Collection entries

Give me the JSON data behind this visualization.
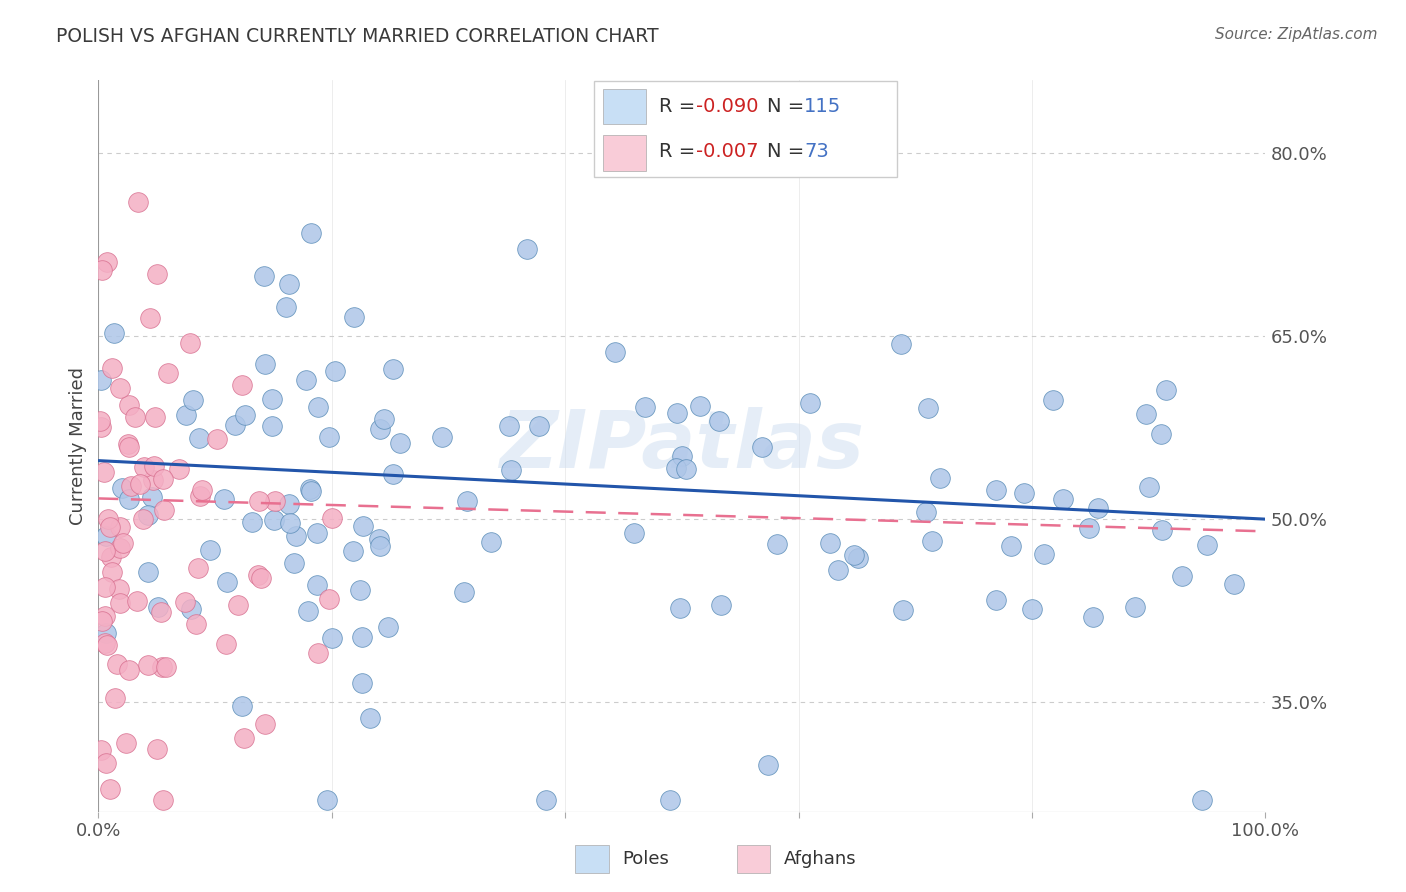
{
  "title": "POLISH VS AFGHAN CURRENTLY MARRIED CORRELATION CHART",
  "source": "Source: ZipAtlas.com",
  "ylabel": "Currently Married",
  "xlim": [
    0.0,
    1.0
  ],
  "ylim": [
    0.26,
    0.86
  ],
  "yticks": [
    0.35,
    0.5,
    0.65,
    0.8
  ],
  "ytick_labels": [
    "35.0%",
    "50.0%",
    "65.0%",
    "80.0%"
  ],
  "xticks": [
    0.0,
    0.2,
    0.4,
    0.6,
    0.8,
    1.0
  ],
  "xtick_labels": [
    "0.0%",
    "",
    "",
    "",
    "",
    "100.0%"
  ],
  "poles_fill_color": "#aec6e8",
  "poles_edge_color": "#5b8db8",
  "afghans_fill_color": "#f4afc4",
  "afghans_edge_color": "#d87090",
  "poles_line_color": "#2255aa",
  "afghans_line_color": "#e87090",
  "legend_poles_bg": "#c8dff5",
  "legend_afghans_bg": "#f9ccd8",
  "poles_R": "-0.090",
  "poles_N": "115",
  "afghans_R": "-0.007",
  "afghans_N": "73",
  "watermark": "ZIPatlas",
  "title_color": "#3a3a3a",
  "R_value_color": "#cc2222",
  "N_value_color": "#4472c4",
  "grid_color": "#cccccc",
  "tick_color": "#555555"
}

__WRITTEN TASK__
Skip every picture and transcribe the data above exactly.

__TASK OUTPUT__
Give me the JSON data behind this visualization.
{
  "title": "POLISH VS AFGHAN CURRENTLY MARRIED CORRELATION CHART",
  "source": "Source: ZipAtlas.com",
  "ylabel": "Currently Married",
  "xlim": [
    0.0,
    1.0
  ],
  "ylim": [
    0.26,
    0.86
  ],
  "yticks": [
    0.35,
    0.5,
    0.65,
    0.8
  ],
  "ytick_labels": [
    "35.0%",
    "50.0%",
    "65.0%",
    "80.0%"
  ],
  "xticks": [
    0.0,
    0.2,
    0.4,
    0.6,
    0.8,
    1.0
  ],
  "xtick_labels": [
    "0.0%",
    "",
    "",
    "",
    "",
    "100.0%"
  ],
  "poles_fill_color": "#aec6e8",
  "poles_edge_color": "#5b8db8",
  "afghans_fill_color": "#f4afc4",
  "afghans_edge_color": "#d87090",
  "poles_line_color": "#2255aa",
  "afghans_line_color": "#e87090",
  "legend_poles_bg": "#c8dff5",
  "legend_afghans_bg": "#f9ccd8",
  "poles_R": "-0.090",
  "poles_N": "115",
  "afghans_R": "-0.007",
  "afghans_N": "73",
  "watermark": "ZIPatlas",
  "title_color": "#3a3a3a",
  "R_value_color": "#cc2222",
  "N_value_color": "#4472c4",
  "grid_color": "#cccccc",
  "tick_color": "#555555"
}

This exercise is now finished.